● Passage:
════════════════

WCL Division Three
- Administrator: ICC
- Format: 50 overs
- First edition: 2007
- Tournament format: Round robin, playoffs
- Number of teams: 8 (2007) 6 (2009–2018)
- Current champion: Oman
- Most successful: Nepal Oman (2 titles)

= World Cricket League Division Three =

ICC World Cricket League Division Three forms part of the World Cricket League (WCL) system. Like all other divisions, WCL Division Three is contested as a standalone tournament rather than as an actual league.

The inaugural Division Three tournament was held in 2007, and featured eight teams. All subsequent editions have featured six teams. Because the WCL operates on a system of promotion and relegation, teams have generally only participated in one or two Division Three tournaments before either being promoted to Division Two or relegated to Division Four. Overall, 18 teams have featured in a Division Three tournament. Uganda has qualified for the division on six out of the seven occasions it has been held, while the United States has qualified on five occasions.

════════════════

● Excerpted records:
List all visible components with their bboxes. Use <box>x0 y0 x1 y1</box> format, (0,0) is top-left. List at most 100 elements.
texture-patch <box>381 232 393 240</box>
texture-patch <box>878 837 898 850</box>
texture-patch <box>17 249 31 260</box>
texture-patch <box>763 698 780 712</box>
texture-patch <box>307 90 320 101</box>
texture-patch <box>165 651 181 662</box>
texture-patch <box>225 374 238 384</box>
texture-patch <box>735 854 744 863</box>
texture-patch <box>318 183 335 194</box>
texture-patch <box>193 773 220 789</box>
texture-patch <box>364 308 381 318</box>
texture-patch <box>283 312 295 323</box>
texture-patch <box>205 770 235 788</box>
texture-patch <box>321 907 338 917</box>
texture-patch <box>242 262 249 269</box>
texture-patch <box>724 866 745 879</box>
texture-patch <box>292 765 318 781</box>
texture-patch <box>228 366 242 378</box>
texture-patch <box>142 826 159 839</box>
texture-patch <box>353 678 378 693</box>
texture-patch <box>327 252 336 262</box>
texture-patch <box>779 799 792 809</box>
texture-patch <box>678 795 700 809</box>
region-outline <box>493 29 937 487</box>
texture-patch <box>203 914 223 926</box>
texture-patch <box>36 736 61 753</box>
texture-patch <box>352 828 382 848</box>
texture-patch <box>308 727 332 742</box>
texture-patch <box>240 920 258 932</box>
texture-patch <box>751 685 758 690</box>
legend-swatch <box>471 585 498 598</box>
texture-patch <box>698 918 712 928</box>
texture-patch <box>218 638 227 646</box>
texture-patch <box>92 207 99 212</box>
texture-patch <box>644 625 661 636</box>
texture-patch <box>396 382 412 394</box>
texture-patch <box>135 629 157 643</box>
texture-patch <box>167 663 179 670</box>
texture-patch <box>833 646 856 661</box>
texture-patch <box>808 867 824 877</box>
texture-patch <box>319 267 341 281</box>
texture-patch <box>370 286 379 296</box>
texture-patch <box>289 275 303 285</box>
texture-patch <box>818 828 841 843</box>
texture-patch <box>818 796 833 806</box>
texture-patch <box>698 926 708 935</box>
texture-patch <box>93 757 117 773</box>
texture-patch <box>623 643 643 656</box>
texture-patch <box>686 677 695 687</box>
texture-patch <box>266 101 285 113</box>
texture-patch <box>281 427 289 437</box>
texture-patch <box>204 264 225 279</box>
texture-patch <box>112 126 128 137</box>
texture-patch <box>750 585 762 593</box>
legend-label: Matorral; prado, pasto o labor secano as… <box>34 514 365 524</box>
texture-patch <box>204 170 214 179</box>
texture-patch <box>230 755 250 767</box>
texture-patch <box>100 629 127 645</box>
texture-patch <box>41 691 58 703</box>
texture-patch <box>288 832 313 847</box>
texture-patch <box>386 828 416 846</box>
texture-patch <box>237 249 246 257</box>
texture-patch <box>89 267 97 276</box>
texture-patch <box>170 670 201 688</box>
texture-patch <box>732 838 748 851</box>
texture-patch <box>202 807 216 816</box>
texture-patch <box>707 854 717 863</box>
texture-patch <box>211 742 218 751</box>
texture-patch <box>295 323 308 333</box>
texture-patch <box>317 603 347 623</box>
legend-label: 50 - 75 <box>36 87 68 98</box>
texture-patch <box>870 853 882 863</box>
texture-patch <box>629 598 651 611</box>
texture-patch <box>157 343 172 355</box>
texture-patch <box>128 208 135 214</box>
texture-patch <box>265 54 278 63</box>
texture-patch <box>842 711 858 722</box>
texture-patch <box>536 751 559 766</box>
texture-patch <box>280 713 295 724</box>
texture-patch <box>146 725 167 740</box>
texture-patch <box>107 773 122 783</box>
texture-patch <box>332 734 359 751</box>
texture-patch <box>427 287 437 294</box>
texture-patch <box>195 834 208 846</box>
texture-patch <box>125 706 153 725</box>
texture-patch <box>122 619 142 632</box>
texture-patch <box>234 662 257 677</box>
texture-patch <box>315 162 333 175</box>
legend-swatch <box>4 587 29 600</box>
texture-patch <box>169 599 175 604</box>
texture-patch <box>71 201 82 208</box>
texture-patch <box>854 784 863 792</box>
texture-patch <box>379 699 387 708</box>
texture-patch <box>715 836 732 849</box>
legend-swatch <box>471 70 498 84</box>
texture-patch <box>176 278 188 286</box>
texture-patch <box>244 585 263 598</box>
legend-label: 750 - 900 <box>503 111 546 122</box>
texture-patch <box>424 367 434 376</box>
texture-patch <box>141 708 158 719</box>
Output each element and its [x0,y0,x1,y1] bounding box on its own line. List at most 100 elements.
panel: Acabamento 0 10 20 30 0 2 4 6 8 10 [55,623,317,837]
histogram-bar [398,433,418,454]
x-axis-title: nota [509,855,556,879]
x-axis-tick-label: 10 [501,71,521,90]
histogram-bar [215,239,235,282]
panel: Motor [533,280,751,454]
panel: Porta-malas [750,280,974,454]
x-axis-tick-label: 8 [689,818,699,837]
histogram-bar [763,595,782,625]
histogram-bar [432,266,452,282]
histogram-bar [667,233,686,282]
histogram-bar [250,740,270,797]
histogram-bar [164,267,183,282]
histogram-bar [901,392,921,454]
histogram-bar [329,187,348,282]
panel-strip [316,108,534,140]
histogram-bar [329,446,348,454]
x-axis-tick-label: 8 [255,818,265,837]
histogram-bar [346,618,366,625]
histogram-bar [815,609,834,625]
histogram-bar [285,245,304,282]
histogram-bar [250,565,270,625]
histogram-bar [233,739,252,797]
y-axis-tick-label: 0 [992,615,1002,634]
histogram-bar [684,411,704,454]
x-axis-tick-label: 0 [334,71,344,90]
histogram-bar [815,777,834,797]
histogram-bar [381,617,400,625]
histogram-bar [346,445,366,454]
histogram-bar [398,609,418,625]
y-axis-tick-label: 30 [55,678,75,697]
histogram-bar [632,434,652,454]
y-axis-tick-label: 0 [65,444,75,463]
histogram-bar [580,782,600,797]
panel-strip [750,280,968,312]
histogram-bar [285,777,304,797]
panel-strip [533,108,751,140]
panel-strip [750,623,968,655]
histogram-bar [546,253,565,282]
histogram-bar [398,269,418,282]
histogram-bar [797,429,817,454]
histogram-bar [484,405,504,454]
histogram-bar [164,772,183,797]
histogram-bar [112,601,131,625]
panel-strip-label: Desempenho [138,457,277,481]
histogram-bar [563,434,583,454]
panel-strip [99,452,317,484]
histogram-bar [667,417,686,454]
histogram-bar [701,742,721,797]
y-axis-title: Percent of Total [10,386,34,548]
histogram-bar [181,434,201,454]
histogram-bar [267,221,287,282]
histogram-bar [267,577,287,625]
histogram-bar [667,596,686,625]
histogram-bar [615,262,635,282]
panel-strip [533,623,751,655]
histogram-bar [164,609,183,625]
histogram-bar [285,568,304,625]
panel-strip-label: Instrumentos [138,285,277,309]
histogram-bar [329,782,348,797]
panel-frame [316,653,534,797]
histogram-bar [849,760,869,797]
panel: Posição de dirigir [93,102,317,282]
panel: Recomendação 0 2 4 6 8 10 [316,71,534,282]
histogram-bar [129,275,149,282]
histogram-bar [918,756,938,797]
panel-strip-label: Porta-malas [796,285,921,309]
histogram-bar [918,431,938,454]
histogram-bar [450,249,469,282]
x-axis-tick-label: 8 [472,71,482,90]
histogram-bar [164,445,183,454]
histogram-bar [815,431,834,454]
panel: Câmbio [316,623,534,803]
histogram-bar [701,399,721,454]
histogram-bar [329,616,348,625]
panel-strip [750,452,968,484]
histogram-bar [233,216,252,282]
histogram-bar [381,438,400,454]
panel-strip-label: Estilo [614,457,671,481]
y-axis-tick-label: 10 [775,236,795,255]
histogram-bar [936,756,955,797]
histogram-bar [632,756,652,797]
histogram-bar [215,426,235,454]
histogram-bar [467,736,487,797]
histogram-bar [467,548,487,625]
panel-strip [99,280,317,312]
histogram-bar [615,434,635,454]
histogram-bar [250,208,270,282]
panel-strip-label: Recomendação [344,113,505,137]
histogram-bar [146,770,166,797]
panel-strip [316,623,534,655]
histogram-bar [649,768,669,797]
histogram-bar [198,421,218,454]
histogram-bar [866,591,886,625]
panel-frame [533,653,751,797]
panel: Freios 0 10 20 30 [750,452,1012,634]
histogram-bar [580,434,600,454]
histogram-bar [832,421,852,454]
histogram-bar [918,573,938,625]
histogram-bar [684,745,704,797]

════════════════

● Problem 1:
Copy the passage on WCL Division Three word for word, from "The inaugural Division" through "on five occasions.". Begin with the words that contain the first quote and stop after the second.
● Problem 2:
In the passage on WCL Division Three, how many teams took part in the first tournament in 2007?
● Problem 3:
Summarize the passage on WCL Division Three in two sentences.

● Written reply 1:
The inaugural Division Three tournament was held in 2007, and featured eight teams. All subsequent editions have featured six teams. Because the WCL operates on a system of promotion and relegation, teams have generally only participated in one or two Division Three tournaments before either being promoted to Division Two or relegated to Division Four. Overall, 18 teams have featured in a Division Three tournament. Uganda has qualified for the division on six out of the seven occasions it has been held, while the United States has qualified on five occasions.

● Written reply 2:
Eight teams.

● Written reply 3:
WCL Division Three is a standalone tournament within the ICC World Cricket League system; it began in 2007 with eight teams, and all later editions have had six. Because of promotion and relegation, teams usually play in only one or two Division Three tournaments, though Uganda has qualified six times out of seven and the United States five times.